** begin **
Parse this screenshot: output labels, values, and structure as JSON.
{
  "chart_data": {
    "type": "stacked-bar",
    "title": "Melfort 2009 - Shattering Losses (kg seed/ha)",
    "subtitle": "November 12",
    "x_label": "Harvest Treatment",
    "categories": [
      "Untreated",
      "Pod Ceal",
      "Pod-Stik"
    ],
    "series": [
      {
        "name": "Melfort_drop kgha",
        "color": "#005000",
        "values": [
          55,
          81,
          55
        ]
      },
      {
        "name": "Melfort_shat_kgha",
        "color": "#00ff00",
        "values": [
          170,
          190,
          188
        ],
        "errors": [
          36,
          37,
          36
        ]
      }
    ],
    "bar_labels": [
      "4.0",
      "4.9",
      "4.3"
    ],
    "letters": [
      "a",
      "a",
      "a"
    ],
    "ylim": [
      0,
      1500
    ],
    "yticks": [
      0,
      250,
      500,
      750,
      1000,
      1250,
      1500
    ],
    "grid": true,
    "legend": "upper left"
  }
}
** end **
◆ EXERCISE GOAL ◆
Return all of the above records exactly, leaving no line out.

◆ WRITTEN SOLUTION ◆
Parse this screenshot: output labels, values, and structure as JSON.
{
  "chart_data": {
    "type": "stacked-bar",
    "title": "Melfort 2009 - Shattering Losses (kg seed/ha)",
    "subtitle": "November 12",
    "x_label": "Harvest Treatment",
    "categories": [
      "Untreated",
      "Pod Ceal",
      "Pod-Stik"
    ],
    "series": [
      {
        "name": "Melfort_drop kgha",
        "color": "#005000",
        "values": [
          55,
          81,
          55
        ]
      },
      {
        "name": "Melfort_shat_kgha",
        "color": "#00ff00",
        "values": [
          170,
          190,
          188
        ],
        "errors": [
          36,
          37,
          36
        ]
      }
    ],
    "bar_labels": [
      "4.0",
      "4.9",
      "4.3"
    ],
    "letters": [
      "a",
      "a",
      "a"
    ],
    "ylim": [
      0,
      1500
    ],
    "yticks": [
      0,
      250,
      500,
      750,
      1000,
      1250,
      1500
    ],
    "grid": true,
    "legend": "upper left"
  }
}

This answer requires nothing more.